Problem details:
Return only the lines between the line holding "Transcribe this image's" and the line holding "Enumerate this screenshot's", the two boundary lines included, exactly as they appear.

Provided material:
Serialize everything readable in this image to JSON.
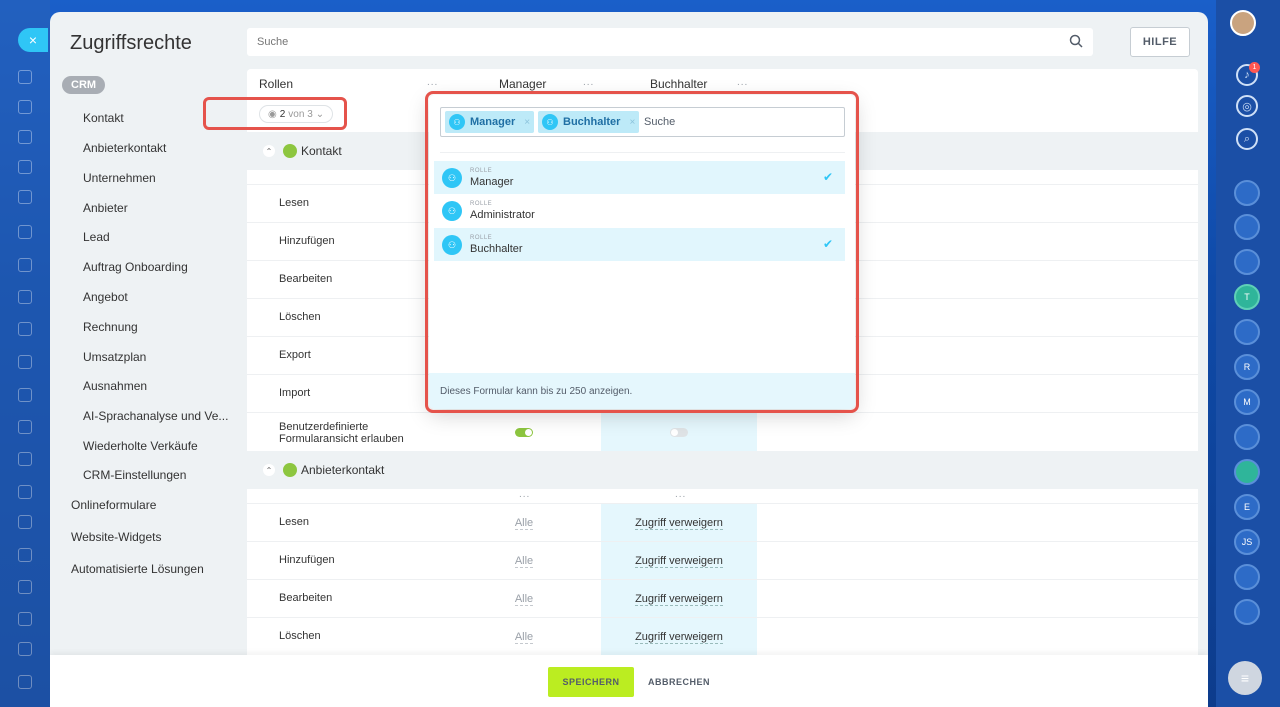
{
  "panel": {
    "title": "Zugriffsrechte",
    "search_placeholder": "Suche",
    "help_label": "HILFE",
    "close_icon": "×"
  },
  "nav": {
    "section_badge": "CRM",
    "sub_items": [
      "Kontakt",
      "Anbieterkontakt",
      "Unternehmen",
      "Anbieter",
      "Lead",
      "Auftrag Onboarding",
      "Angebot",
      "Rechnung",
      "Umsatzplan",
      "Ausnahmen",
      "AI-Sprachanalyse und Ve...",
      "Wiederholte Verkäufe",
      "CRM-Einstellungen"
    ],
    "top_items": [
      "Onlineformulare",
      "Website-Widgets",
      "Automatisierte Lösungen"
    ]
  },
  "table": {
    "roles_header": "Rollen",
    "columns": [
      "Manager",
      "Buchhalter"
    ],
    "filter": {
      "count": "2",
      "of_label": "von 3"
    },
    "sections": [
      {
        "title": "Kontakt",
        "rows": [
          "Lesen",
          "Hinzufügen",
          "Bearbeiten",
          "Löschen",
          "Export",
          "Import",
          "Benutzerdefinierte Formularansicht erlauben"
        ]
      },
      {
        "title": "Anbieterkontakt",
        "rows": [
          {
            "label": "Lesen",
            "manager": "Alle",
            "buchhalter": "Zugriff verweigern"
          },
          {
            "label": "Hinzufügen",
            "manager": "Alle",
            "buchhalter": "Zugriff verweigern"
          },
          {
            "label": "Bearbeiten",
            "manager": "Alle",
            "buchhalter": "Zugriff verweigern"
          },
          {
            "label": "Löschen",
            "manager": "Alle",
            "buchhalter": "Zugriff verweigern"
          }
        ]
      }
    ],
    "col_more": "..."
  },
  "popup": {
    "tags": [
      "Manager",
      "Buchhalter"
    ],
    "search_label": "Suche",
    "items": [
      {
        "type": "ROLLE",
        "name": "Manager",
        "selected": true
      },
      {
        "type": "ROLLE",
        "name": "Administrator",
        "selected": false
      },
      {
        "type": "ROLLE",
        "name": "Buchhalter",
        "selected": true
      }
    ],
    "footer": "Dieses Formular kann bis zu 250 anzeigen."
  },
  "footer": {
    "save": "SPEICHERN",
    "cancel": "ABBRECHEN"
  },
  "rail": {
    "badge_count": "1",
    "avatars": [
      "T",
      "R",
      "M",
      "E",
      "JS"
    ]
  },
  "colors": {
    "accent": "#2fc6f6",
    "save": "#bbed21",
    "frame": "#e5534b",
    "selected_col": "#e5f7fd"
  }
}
--
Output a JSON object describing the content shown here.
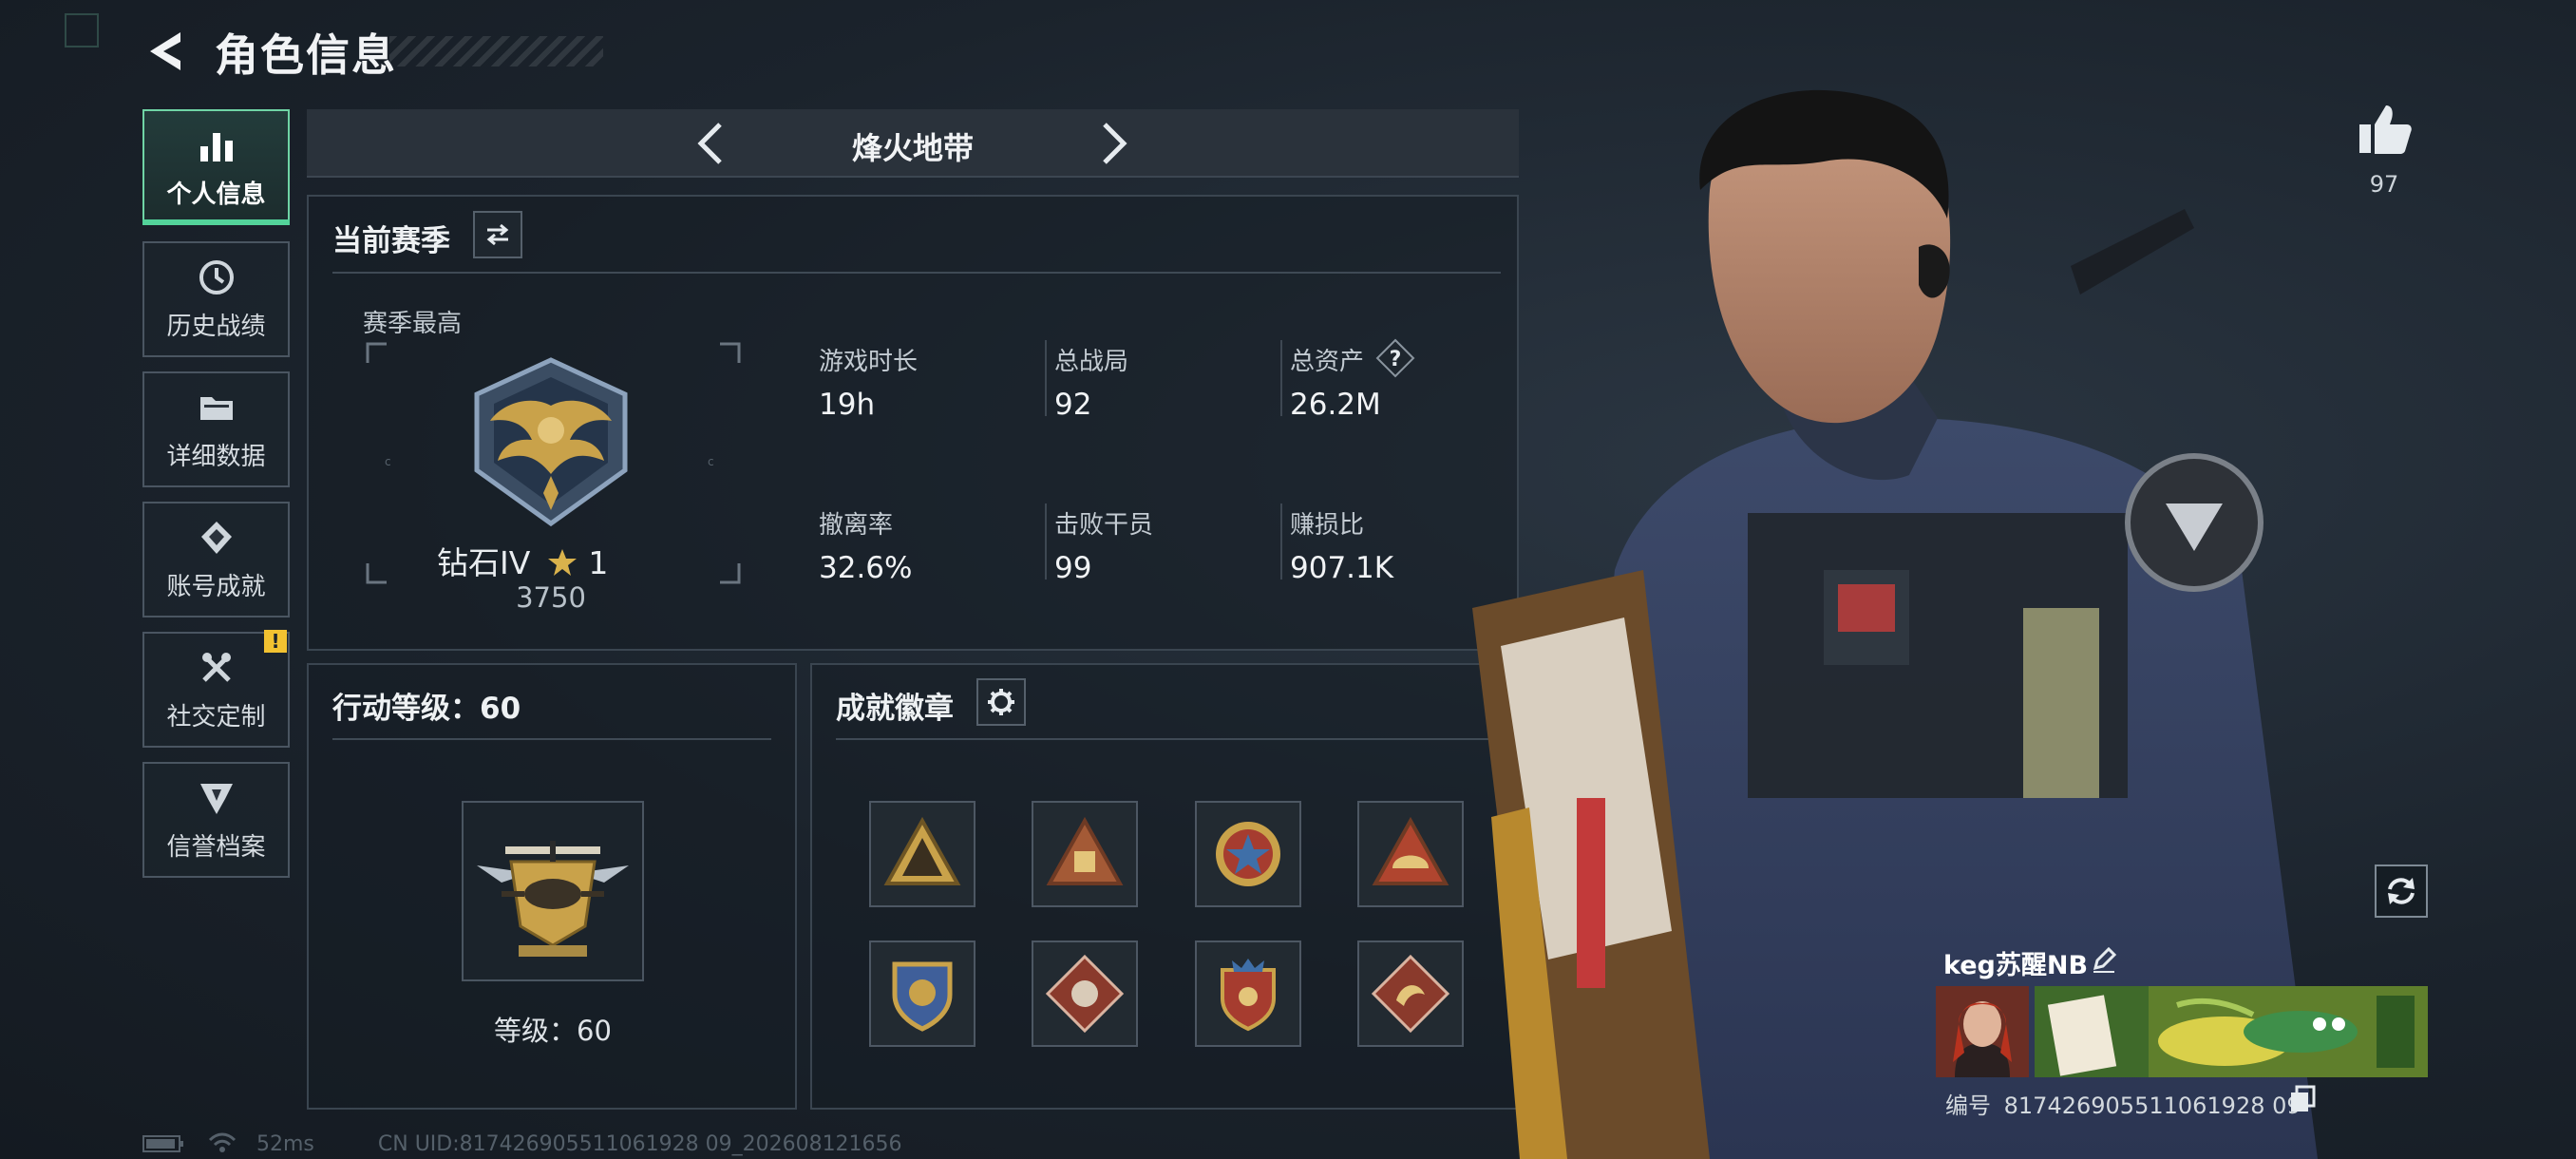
...
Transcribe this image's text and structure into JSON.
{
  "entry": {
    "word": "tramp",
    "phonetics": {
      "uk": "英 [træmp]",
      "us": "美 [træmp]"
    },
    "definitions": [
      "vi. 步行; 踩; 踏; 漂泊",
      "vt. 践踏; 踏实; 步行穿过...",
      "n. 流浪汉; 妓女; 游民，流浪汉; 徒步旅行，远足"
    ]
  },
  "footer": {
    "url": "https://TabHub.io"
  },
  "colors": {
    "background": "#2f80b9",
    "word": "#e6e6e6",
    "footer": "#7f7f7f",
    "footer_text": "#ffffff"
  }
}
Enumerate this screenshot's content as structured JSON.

Exercise solution:
Transcribe this image's text and structure into JSON.
{
  "entry": {
    "word": "tramp",
    "phonetics": {
      "uk": "英 [træmp]",
      "us": "美 [træmp]"
    },
    "definitions": [
      "vi. 步行; 踩; 踏; 漂泊",
      "vt. 践踏; 踏实; 步行穿过...",
      "n. 流浪汉; 妓女; 游民，流浪汉; 徒步旅行，远足"
    ]
  },
  "footer": {
    "url": "https://TabHub.io"
  },
  "colors": {
    "background": "#2f80b9",
    "word": "#e6e6e6",
    "footer": "#7f7f7f",
    "footer_text": "#ffffff"
  }
}
Enumerate this screenshot's content as structured JSON.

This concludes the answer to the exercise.